Short problem:
Wherever the word "экономики" shows up in a line, please copy that line.

Records shown:
## start

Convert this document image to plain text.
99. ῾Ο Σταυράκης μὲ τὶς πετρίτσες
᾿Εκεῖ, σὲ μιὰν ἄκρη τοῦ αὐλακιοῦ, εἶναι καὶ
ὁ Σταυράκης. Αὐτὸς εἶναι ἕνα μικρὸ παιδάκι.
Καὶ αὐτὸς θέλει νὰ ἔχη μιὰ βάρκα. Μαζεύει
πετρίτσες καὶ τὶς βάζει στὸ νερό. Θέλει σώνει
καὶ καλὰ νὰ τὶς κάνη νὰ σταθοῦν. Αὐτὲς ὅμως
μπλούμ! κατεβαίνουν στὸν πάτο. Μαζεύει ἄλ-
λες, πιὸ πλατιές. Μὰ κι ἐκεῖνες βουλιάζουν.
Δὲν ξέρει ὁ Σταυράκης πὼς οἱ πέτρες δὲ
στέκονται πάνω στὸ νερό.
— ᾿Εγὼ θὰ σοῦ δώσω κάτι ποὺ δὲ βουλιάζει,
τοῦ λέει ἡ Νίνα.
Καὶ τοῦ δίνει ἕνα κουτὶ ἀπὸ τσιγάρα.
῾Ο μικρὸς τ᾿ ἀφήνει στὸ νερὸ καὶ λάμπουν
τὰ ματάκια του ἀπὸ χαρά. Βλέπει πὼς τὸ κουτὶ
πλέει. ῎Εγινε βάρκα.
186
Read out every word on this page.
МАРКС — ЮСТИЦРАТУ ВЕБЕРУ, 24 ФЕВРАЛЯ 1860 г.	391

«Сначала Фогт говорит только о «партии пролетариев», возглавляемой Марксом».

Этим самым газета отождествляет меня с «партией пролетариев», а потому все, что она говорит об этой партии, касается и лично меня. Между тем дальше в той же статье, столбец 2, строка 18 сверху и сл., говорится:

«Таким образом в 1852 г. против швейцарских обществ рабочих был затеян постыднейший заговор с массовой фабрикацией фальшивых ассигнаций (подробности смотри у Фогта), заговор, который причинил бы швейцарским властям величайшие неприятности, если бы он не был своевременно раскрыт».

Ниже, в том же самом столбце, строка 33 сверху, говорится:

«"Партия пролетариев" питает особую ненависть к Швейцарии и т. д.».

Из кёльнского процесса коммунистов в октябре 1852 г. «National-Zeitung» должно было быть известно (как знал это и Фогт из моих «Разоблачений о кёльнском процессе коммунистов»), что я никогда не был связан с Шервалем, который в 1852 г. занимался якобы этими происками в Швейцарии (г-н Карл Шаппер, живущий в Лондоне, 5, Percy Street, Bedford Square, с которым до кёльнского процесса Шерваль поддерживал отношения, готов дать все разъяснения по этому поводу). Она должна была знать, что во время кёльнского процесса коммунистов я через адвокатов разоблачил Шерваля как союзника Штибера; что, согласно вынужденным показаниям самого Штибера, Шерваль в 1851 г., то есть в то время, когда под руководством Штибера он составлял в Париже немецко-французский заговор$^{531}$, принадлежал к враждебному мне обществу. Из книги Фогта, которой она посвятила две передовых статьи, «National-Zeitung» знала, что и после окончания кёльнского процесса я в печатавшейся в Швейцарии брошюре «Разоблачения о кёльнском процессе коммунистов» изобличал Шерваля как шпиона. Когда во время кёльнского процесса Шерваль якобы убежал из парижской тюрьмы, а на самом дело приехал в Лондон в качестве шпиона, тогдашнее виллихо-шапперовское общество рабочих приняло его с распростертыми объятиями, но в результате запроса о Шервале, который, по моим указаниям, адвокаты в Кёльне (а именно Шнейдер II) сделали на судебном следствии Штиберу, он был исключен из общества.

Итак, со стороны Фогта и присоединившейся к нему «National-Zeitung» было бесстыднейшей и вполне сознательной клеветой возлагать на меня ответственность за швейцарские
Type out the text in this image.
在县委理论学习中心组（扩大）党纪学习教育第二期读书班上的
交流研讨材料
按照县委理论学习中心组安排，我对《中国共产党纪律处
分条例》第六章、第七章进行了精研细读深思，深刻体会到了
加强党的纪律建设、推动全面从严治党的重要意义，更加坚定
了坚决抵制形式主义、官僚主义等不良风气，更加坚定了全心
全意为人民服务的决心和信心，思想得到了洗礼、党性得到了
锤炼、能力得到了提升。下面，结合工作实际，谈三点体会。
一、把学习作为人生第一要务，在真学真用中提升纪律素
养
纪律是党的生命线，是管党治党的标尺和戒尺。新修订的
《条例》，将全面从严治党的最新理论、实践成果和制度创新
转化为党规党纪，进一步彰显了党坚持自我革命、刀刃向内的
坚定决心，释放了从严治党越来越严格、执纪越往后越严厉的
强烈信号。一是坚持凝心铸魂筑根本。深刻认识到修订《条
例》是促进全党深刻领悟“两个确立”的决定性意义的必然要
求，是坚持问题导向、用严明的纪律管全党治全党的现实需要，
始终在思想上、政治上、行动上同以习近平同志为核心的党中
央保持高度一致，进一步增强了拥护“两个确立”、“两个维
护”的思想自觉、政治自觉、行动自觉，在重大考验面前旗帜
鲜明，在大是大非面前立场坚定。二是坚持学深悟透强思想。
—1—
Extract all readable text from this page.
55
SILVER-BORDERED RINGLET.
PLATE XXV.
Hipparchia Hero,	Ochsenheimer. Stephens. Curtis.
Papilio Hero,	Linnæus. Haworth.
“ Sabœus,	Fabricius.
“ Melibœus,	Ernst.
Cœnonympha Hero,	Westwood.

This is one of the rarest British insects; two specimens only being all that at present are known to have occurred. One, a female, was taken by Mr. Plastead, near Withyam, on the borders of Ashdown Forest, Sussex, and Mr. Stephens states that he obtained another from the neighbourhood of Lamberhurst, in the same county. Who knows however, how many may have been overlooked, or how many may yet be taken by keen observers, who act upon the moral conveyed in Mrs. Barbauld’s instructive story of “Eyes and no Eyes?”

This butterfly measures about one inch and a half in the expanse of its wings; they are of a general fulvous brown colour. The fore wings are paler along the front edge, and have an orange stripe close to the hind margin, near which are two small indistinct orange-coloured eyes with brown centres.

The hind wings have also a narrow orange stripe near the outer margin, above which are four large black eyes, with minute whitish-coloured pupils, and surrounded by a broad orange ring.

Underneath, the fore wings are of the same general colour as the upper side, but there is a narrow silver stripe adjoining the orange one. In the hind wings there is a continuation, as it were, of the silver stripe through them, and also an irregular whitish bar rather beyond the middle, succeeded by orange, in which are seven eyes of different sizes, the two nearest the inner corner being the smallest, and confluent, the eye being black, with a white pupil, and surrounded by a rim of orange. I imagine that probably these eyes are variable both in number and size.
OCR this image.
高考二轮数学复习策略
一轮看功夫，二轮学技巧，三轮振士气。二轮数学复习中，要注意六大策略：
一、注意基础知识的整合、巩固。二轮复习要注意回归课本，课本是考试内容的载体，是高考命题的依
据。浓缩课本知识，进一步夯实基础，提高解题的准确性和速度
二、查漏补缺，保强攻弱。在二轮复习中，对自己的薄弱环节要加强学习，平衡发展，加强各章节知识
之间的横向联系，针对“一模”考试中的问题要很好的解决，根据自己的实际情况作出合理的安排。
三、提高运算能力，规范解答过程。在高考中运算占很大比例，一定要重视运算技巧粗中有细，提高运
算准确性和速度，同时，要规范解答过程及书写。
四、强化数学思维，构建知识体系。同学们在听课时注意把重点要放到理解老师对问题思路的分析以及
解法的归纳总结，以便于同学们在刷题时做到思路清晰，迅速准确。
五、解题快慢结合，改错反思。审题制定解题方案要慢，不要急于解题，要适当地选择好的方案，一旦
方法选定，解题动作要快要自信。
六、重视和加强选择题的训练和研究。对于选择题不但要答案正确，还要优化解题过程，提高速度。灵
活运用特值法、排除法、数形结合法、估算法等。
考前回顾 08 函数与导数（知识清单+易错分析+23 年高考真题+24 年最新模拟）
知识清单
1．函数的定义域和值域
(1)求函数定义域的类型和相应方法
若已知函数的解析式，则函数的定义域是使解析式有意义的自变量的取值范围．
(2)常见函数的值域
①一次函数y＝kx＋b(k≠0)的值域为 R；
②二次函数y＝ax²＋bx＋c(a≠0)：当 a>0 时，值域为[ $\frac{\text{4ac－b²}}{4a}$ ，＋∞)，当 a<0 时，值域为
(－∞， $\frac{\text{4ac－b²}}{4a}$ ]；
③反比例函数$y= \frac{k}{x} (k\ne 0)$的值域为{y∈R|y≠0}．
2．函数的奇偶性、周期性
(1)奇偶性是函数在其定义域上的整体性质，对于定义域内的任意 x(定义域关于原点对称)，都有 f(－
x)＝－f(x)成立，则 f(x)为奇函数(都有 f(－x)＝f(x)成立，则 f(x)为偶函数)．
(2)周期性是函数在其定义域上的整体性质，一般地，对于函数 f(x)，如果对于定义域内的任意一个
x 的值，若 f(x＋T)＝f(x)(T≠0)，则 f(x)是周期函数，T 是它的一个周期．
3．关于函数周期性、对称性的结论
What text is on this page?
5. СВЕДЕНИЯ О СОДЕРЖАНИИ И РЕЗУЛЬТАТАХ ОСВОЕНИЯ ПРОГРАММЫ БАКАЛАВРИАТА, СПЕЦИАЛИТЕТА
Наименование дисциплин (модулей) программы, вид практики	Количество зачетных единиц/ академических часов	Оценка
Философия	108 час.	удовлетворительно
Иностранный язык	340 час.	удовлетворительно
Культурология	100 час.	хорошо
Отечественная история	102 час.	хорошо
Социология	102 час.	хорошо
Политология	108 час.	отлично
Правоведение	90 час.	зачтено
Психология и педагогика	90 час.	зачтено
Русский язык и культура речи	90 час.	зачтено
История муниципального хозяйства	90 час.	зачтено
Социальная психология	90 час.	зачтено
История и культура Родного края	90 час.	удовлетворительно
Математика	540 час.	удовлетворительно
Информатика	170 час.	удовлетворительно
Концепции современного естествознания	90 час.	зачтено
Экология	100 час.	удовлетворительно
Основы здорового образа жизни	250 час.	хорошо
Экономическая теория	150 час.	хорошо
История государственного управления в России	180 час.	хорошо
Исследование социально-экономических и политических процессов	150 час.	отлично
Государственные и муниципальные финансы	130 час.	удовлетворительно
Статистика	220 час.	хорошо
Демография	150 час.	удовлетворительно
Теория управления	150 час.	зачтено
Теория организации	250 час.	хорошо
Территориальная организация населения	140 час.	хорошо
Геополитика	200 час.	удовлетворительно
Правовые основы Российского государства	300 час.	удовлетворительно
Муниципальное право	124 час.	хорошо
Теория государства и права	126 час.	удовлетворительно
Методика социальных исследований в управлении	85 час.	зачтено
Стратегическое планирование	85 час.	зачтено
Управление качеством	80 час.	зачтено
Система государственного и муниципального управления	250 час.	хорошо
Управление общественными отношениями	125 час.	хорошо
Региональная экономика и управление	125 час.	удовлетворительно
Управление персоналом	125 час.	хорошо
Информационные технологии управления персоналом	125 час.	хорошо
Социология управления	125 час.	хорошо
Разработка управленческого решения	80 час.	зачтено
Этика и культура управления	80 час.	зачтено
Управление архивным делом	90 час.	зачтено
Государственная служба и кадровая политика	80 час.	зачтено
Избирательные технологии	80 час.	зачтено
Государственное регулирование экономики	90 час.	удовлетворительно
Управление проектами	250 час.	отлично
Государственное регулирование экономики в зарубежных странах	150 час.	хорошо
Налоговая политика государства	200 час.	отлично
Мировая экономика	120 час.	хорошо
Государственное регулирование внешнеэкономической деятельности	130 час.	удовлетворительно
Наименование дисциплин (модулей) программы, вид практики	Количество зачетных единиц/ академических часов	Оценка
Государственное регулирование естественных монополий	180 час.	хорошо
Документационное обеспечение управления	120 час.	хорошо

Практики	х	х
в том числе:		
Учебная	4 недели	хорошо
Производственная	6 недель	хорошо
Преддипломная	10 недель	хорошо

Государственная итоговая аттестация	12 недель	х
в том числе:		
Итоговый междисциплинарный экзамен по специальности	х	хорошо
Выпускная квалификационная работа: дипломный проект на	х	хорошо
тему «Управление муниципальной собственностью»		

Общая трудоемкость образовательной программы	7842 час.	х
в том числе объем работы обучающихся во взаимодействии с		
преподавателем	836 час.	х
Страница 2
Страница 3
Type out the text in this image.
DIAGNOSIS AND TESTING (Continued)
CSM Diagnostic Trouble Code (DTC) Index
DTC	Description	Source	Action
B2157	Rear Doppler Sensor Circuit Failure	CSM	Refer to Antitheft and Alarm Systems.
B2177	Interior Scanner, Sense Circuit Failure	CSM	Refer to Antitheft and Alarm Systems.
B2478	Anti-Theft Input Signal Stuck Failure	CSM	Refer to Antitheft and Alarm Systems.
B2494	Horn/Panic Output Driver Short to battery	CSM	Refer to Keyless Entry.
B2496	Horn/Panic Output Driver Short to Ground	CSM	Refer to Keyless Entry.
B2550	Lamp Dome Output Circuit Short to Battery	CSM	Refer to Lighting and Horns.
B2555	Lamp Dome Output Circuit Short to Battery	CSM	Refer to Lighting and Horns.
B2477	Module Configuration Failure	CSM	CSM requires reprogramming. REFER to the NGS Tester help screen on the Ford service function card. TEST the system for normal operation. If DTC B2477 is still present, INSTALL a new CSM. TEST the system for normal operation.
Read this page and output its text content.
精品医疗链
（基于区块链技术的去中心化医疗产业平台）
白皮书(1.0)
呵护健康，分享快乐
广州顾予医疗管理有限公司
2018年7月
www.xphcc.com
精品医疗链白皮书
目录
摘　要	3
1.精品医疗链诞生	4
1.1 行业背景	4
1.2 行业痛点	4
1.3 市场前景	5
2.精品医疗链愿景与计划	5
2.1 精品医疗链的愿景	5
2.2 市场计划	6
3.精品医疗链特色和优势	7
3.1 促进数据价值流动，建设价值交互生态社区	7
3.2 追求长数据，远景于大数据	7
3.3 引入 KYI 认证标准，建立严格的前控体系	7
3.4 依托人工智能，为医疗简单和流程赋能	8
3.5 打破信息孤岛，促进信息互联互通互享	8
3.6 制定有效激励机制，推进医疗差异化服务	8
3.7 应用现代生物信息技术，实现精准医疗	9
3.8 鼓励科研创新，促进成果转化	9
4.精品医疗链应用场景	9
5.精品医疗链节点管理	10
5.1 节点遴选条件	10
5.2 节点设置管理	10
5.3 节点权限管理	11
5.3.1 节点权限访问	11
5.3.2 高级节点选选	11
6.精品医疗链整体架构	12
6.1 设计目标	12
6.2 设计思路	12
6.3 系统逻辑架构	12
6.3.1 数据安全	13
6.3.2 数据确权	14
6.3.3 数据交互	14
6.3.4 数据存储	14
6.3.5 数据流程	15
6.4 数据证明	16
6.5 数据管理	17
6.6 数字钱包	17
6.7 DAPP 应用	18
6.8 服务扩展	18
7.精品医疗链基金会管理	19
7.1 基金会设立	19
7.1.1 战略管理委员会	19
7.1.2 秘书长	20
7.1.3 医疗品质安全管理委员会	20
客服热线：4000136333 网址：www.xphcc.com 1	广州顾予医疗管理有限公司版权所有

## end

Exercise output:
Государственное регулирование экономики	90 час.	удовлетворительно
Государственное регулирование экономики в зарубежных странах	150 час.	хорошо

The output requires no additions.